* Begin GIVEN RECORDS *

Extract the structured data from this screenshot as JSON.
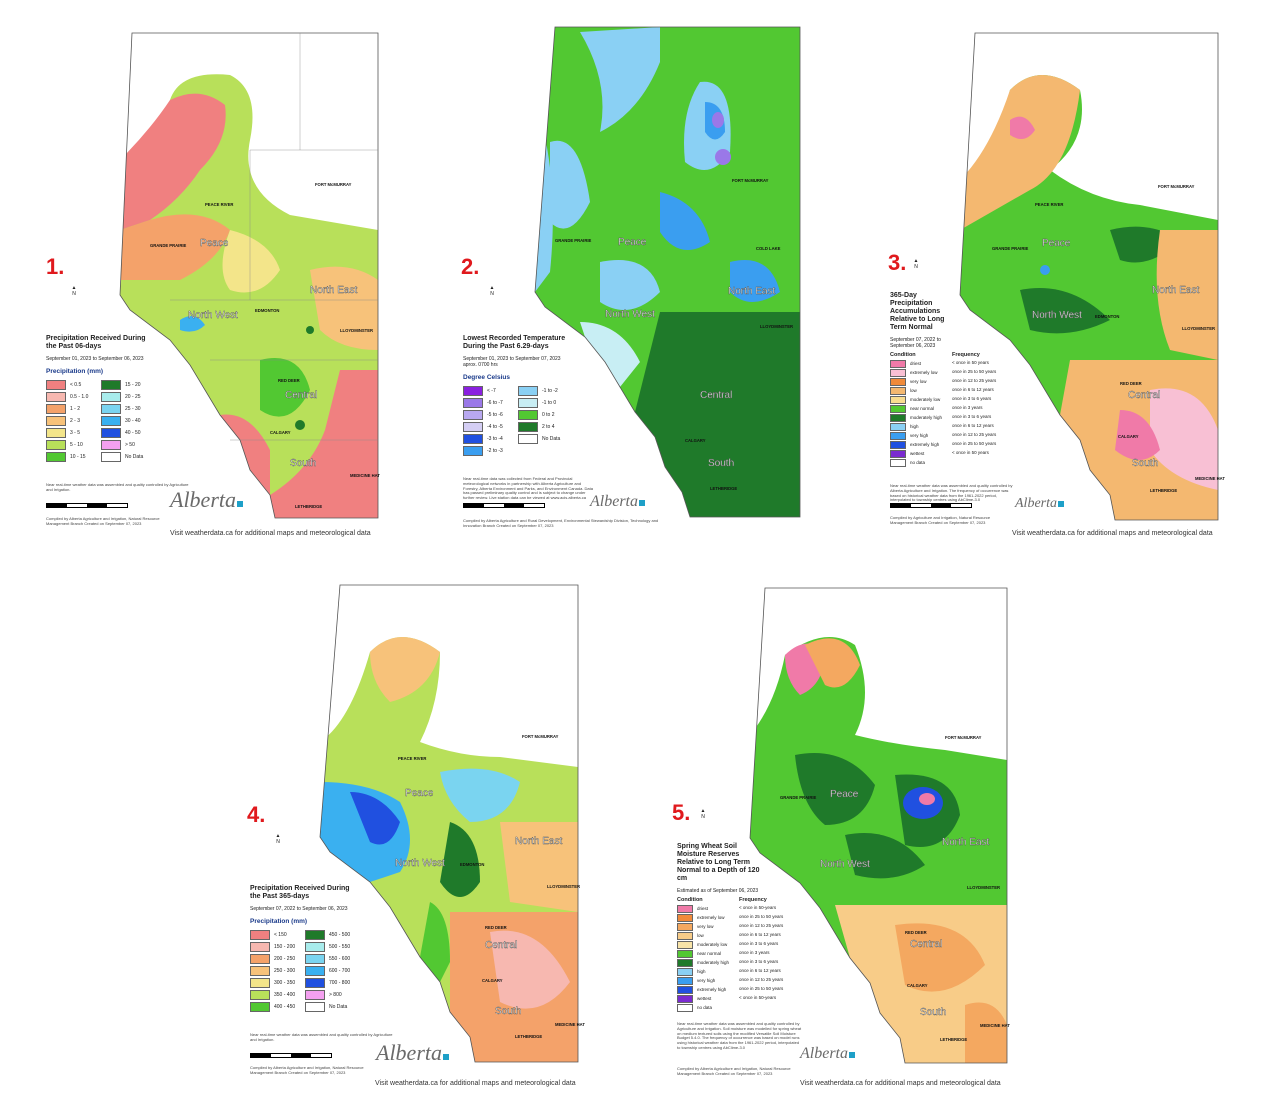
{
  "footer_text": "Visit weatherdata.ca for additional maps and meteorological data",
  "logo_text": "Alberta",
  "regions": [
    "Peace",
    "North West",
    "North East",
    "Central",
    "South"
  ],
  "cities": [
    "PEACE RIVER",
    "GRANDE PRAIRIE",
    "FORT McMURRAY",
    "EDMONTON",
    "LLOYDMINSTER",
    "RED DEER",
    "CALGARY",
    "MEDICINE HAT",
    "LETHBRIDGE",
    "COLD LAKE"
  ],
  "panels": [
    {
      "number": "1.",
      "title": "Precipitation Received During the Past 06-days",
      "dates": "September 01, 2023 to September 06, 2023",
      "legend_title": "Precipitation (mm)",
      "legend": [
        {
          "label": "< 0.5",
          "color": "#f08080"
        },
        {
          "label": "0.5 - 1.0",
          "color": "#f7b8b0"
        },
        {
          "label": "1 - 2",
          "color": "#f4a26a"
        },
        {
          "label": "2 - 3",
          "color": "#f7c27a"
        },
        {
          "label": "3 - 5",
          "color": "#f3e58a"
        },
        {
          "label": "5 - 10",
          "color": "#b8e05a"
        },
        {
          "label": "10 - 15",
          "color": "#52c832"
        },
        {
          "label": "15 - 20",
          "color": "#1f7a2a"
        },
        {
          "label": "20 - 25",
          "color": "#a8ecec"
        },
        {
          "label": "25 - 30",
          "color": "#7ad4f0"
        },
        {
          "label": "30 - 40",
          "color": "#3ab0f0"
        },
        {
          "label": "40 - 50",
          "color": "#2050e0"
        },
        {
          "label": "> 50",
          "color": "#f4a0f0"
        },
        {
          "label": "No Data",
          "color": "#ffffff"
        }
      ],
      "note": "Near real-time weather data was assembled and quality controlled by Agriculture and Irrigation.",
      "credit": "Compiled by Alberta Agriculture and Irrigation, Natural Resource Management Branch Created on September 07, 2023"
    },
    {
      "number": "2.",
      "title": "Lowest Recorded Temperature During the Past 6.29-days",
      "dates": "September 01, 2023 to September 07, 2023 aprox. 0700 hrs",
      "legend_title": "Degree Celsius",
      "legend": [
        {
          "label": "< -7",
          "color": "#8a20e0"
        },
        {
          "label": "-6 to -7",
          "color": "#9a78e8"
        },
        {
          "label": "-5 to -6",
          "color": "#b8a8f0"
        },
        {
          "label": "-4 to -5",
          "color": "#d4cef4"
        },
        {
          "label": "-3 to -4",
          "color": "#2050e0"
        },
        {
          "label": "-2 to -3",
          "color": "#3a9ef0"
        },
        {
          "label": "-1 to -2",
          "color": "#8ad0f4"
        },
        {
          "label": "-1 to 0",
          "color": "#c8eef4"
        },
        {
          "label": "0 to 2",
          "color": "#52c832"
        },
        {
          "label": "2 to 4",
          "color": "#1f7a2a"
        },
        {
          "label": "No Data",
          "color": "#ffffff"
        }
      ],
      "note": "Near real-time data was collected from Federal and Provincial meteorological networks in partnership with Alberta Agriculture and Forestry, Alberta Environment and Parks, and Environment Canada. Data has passed preliminary quality control and is subject to change under further review. Live station data can be viewed at www.acis.alberta.ca",
      "credit": "Compiled by Alberta Agriculture and Rural Development, Environmental Stewardship Division, Technology and Innovation Branch Created on September 07, 2023"
    },
    {
      "number": "3.",
      "title": "365-Day Precipitation Accumulations Relative to Long Term Normal",
      "dates": "September 07, 2022 to September 06, 2023",
      "legend_condition": "Condition",
      "legend_frequency": "Frequency",
      "legend": [
        {
          "label": "driest",
          "freq": "< once in 50 years",
          "color": "#f07aa8"
        },
        {
          "label": "extremely low",
          "freq": "once in 25 to 50 years",
          "color": "#f8c0d4"
        },
        {
          "label": "very low",
          "freq": "once in 12 to 25 years",
          "color": "#f08a3a"
        },
        {
          "label": "low",
          "freq": "once in 6 to 12 years",
          "color": "#f4b870"
        },
        {
          "label": "moderately low",
          "freq": "once in 3 to 6 years",
          "color": "#f8dc90"
        },
        {
          "label": "near normal",
          "freq": "once in 3 years",
          "color": "#52c832"
        },
        {
          "label": "moderately high",
          "freq": "once in 3 to 6 years",
          "color": "#1f7a2a"
        },
        {
          "label": "high",
          "freq": "once in 6 to 12 years",
          "color": "#8ad0f4"
        },
        {
          "label": "very high",
          "freq": "once in 12 to 25 years",
          "color": "#3a9ef0"
        },
        {
          "label": "extremely high",
          "freq": "once in 25 to 50 years",
          "color": "#2050e0"
        },
        {
          "label": "wettest",
          "freq": "< once in 50 years",
          "color": "#7a2ad0"
        },
        {
          "label": "no data",
          "freq": "",
          "color": "#ffffff"
        }
      ],
      "note": "Near real-time weather data was assembled and quality controlled by Alberta Agriculture and Irrigation. The frequency of occurrence was based on historical weather data from the 1961-2022 period, interpolated to township centres using AbClime-3.0",
      "credit": "Compiled by Agriculture and Irrigation, Natural Resource Management Branch Created on September 07, 2023"
    },
    {
      "number": "4.",
      "title": "Precipitation Received During the Past 365-days",
      "dates": "September 07, 2022 to September 06, 2023",
      "legend_title": "Precipitation (mm)",
      "legend": [
        {
          "label": "< 150",
          "color": "#f08080"
        },
        {
          "label": "150 - 200",
          "color": "#f7b8b0"
        },
        {
          "label": "200 - 250",
          "color": "#f4a26a"
        },
        {
          "label": "250 - 300",
          "color": "#f7c27a"
        },
        {
          "label": "300 - 350",
          "color": "#f3e58a"
        },
        {
          "label": "350 - 400",
          "color": "#b8e05a"
        },
        {
          "label": "400 - 450",
          "color": "#52c832"
        },
        {
          "label": "450 - 500",
          "color": "#1f7a2a"
        },
        {
          "label": "500 - 550",
          "color": "#a8ecec"
        },
        {
          "label": "550 - 600",
          "color": "#7ad4f0"
        },
        {
          "label": "600 - 700",
          "color": "#3ab0f0"
        },
        {
          "label": "700 - 800",
          "color": "#2050e0"
        },
        {
          "label": "> 800",
          "color": "#f4a0f0"
        },
        {
          "label": "No Data",
          "color": "#ffffff"
        }
      ],
      "note": "Near real-time weather data was assembled and quality controlled by Agriculture and Irrigation.",
      "credit": "Compiled by Alberta Agriculture and Irrigation, Natural Resource Management Branch Created on September 07, 2023"
    },
    {
      "number": "5.",
      "title": "Spring Wheat Soil Moisture Reserves Relative to Long Term Normal to a Depth of 120 cm",
      "dates": "Estimated as of September 06, 2023",
      "legend_condition": "Condition",
      "legend_frequency": "Frequency",
      "legend": [
        {
          "label": "driest",
          "freq": "< once in 50-years",
          "color": "#f07aa8"
        },
        {
          "label": "extremely low",
          "freq": "once in 25 to 50 years",
          "color": "#f08a3a"
        },
        {
          "label": "very low",
          "freq": "once in 12 to 25 years",
          "color": "#f4a860"
        },
        {
          "label": "low",
          "freq": "once in 6 to 12 years",
          "color": "#f8cc88"
        },
        {
          "label": "moderately low",
          "freq": "once in 3 to 6 years",
          "color": "#f8e4a8"
        },
        {
          "label": "near normal",
          "freq": "once in 3 years",
          "color": "#52c832"
        },
        {
          "label": "moderately high",
          "freq": "once in 3 to 6 years",
          "color": "#1f7a2a"
        },
        {
          "label": "high",
          "freq": "once in 6 to 12 years",
          "color": "#8ad0f4"
        },
        {
          "label": "very high",
          "freq": "once in 12 to 25 years",
          "color": "#3a9ef0"
        },
        {
          "label": "extremely high",
          "freq": "once in 25 to 50 years",
          "color": "#2050e0"
        },
        {
          "label": "wettest",
          "freq": "< once in 50-years",
          "color": "#7a2ad0"
        },
        {
          "label": "no data",
          "freq": "",
          "color": "#ffffff"
        }
      ],
      "note": "Near real-time weather data was assembled and quality controlled by Agriculture and Irrigation. Soil moisture was modelled for spring wheat on medium textured soils using the modified Versatile Soil Moisture Budget 5.4.0. The frequency of occurrence was based on model runs using historical weather data from the 1961-2022 period, interpolated to township centres using AbClime-3.0",
      "credit": "Compiled by Alberta Agriculture and Irrigation, Natural Resource Management Branch Created on September 07, 2023"
    }
  ]
}
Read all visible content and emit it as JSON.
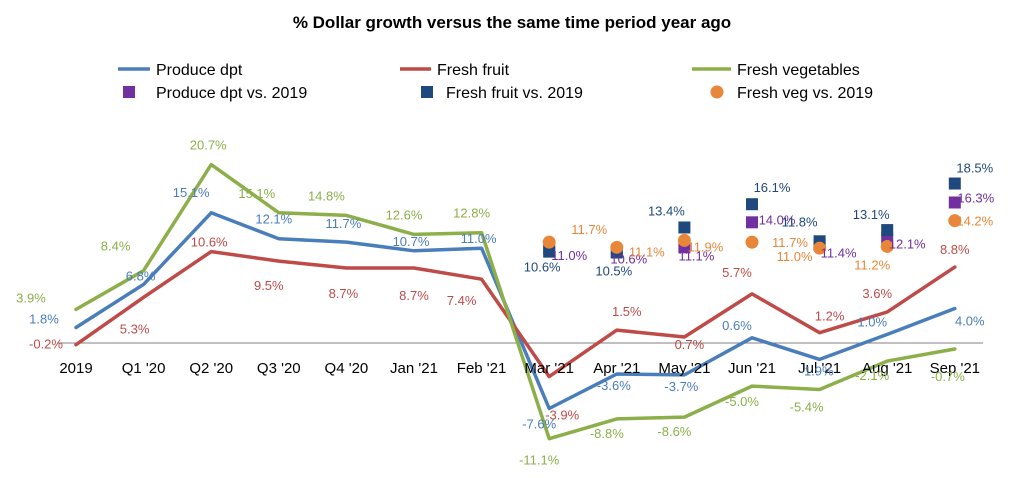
{
  "chart_data": {
    "type": "line",
    "title": "% Dollar growth versus the same time period year ago",
    "xlabel": "",
    "ylabel": "",
    "categories": [
      "2019",
      "Q1 '20",
      "Q2 '20",
      "Q3 '20",
      "Q4 '20",
      "Jan '21",
      "Feb '21",
      "Mar '21",
      "Apr '21",
      "May '21",
      "Jun '21",
      "Jul '21",
      "Aug '21",
      "Sep '21"
    ],
    "ylim": [
      -12,
      22
    ],
    "grid": false,
    "legend_position": "top",
    "series": [
      {
        "name": "Produce dpt",
        "kind": "line",
        "color": "#4a7ebb",
        "values": [
          1.8,
          6.8,
          15.1,
          12.1,
          11.7,
          10.7,
          11.0,
          -7.6,
          -3.6,
          -3.7,
          0.6,
          -1.9,
          1.0,
          4.0
        ],
        "labels": [
          "1.8%",
          "6.8%",
          "15.1%",
          "12.1%",
          "11.7%",
          "10.7%",
          "11.0%",
          "-7.6%",
          "-3.6%",
          "-3.7%",
          "0.6%",
          "-1.9%",
          "1.0%",
          "4.0%"
        ]
      },
      {
        "name": "Fresh fruit",
        "kind": "line",
        "color": "#be4b48",
        "values": [
          -0.2,
          5.3,
          10.6,
          9.5,
          8.7,
          8.7,
          7.4,
          -3.9,
          1.5,
          0.7,
          5.7,
          1.2,
          3.6,
          8.8
        ],
        "labels": [
          "-0.2%",
          "5.3%",
          "10.6%",
          "9.5%",
          "8.7%",
          "8.7%",
          "7.4%",
          "-3.9%",
          "1.5%",
          "0.7%",
          "5.7%",
          "1.2%",
          "3.6%",
          "8.8%"
        ]
      },
      {
        "name": "Fresh vegetables",
        "kind": "line",
        "color": "#8caf4a",
        "values": [
          3.9,
          8.4,
          20.7,
          15.1,
          14.8,
          12.6,
          12.8,
          -11.1,
          -8.8,
          -8.6,
          -5.0,
          -5.4,
          -2.1,
          -0.7
        ],
        "labels": [
          "3.9%",
          "8.4%",
          "20.7%",
          "15.1%",
          "14.8%",
          "12.6%",
          "12.8%",
          "-11.1%",
          "-8.8%",
          "-8.6%",
          "-5.0%",
          "-5.4%",
          "-2.1%",
          "-0.7%"
        ]
      },
      {
        "name": "Produce dpt vs. 2019",
        "kind": "marker",
        "marker": "square",
        "color": "#7030a0",
        "values": [
          null,
          null,
          null,
          null,
          null,
          null,
          null,
          11.0,
          10.6,
          11.1,
          14.0,
          11.4,
          12.1,
          16.3
        ],
        "labels": [
          "",
          "",
          "",
          "",
          "",
          "",
          "",
          "11.0%",
          "10.6%",
          "11.1%",
          "14.0%",
          "11.4%",
          "12.1%",
          "16.3%"
        ]
      },
      {
        "name": "Fresh fruit vs. 2019",
        "kind": "marker",
        "marker": "square",
        "color": "#1f497d",
        "values": [
          null,
          null,
          null,
          null,
          null,
          null,
          null,
          10.6,
          10.5,
          13.4,
          16.1,
          11.8,
          13.1,
          18.5
        ],
        "labels": [
          "",
          "",
          "",
          "",
          "",
          "",
          "",
          "10.6%",
          "10.5%",
          "13.4%",
          "16.1%",
          "11.8%",
          "13.1%",
          "18.5%"
        ]
      },
      {
        "name": "Fresh veg vs. 2019",
        "kind": "marker",
        "marker": "circle",
        "color": "#e8873a",
        "values": [
          null,
          null,
          null,
          null,
          null,
          null,
          null,
          11.7,
          11.1,
          11.9,
          11.7,
          11.0,
          11.2,
          14.2
        ],
        "labels": [
          "",
          "",
          "",
          "",
          "",
          "",
          "",
          "11.7%",
          "11.1%",
          "11.9%",
          "11.7%",
          "11.0%",
          "11.2%",
          "14.2%"
        ]
      }
    ]
  }
}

* End GIVEN RECORDS *

* WHAT YOU ARE ASKED TO DO:
Copy every line of the entries above in which "number" occurs.

* FULL OUTPUT:
      "number": "1.",
      "number": "2.",
      "number": "3.",
      "number": "4.",
      "number": "5.",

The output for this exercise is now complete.